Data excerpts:
:::
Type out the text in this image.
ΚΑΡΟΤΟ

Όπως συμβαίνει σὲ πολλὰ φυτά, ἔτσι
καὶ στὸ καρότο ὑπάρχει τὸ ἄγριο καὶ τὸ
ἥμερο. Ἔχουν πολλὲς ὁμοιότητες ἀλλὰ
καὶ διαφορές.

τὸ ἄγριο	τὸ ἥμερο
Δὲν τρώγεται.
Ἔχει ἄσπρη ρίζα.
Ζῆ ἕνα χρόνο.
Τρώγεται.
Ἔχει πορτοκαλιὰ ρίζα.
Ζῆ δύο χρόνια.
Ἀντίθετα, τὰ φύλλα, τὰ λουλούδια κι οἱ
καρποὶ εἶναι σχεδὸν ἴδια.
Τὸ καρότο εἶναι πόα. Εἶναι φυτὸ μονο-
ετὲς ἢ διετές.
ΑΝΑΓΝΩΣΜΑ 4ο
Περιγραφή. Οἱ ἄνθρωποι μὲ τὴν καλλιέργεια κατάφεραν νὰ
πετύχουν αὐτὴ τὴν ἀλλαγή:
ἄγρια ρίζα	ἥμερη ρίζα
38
:::
• **Exercise brief**
Retype all of the entries precisely as they are.

• **Output for this task**
Type out the text in this image.
ΚΑΡΟΤΟ

Όπως συμβαίνει σὲ πολλὰ φυτά, ἔτσι
καὶ στὸ καρότο ὑπάρχει τὸ ἄγριο καὶ τὸ
ἥμερο. Ἔχουν πολλὲς ὁμοιότητες ἀλλὰ
καὶ διαφορές.

τὸ ἄγριο	τὸ ἥμερο
Δὲν τρώγεται.
Ἔχει ἄσπρη ρίζα.
Ζῆ ἕνα χρόνο.
Τρώγεται.
Ἔχει πορτοκαλιὰ ρίζα.
Ζῆ δύο χρόνια.
Ἀντίθετα, τὰ φύλλα, τὰ λουλούδια κι οἱ
καρποὶ εἶναι σχεδὸν ἴδια.
Τὸ καρότο εἶναι πόα. Εἶναι φυτὸ μονο-
ετὲς ἢ διετές.
ΑΝΑΓΝΩΣΜΑ 4ο
Περιγραφή. Οἱ ἄνθρωποι μὲ τὴν καλλιέργεια κατάφεραν νὰ
πετύχουν αὐτὴ τὴν ἀλλαγή:
ἄγρια ρίζα	ἥμερη ρίζα
38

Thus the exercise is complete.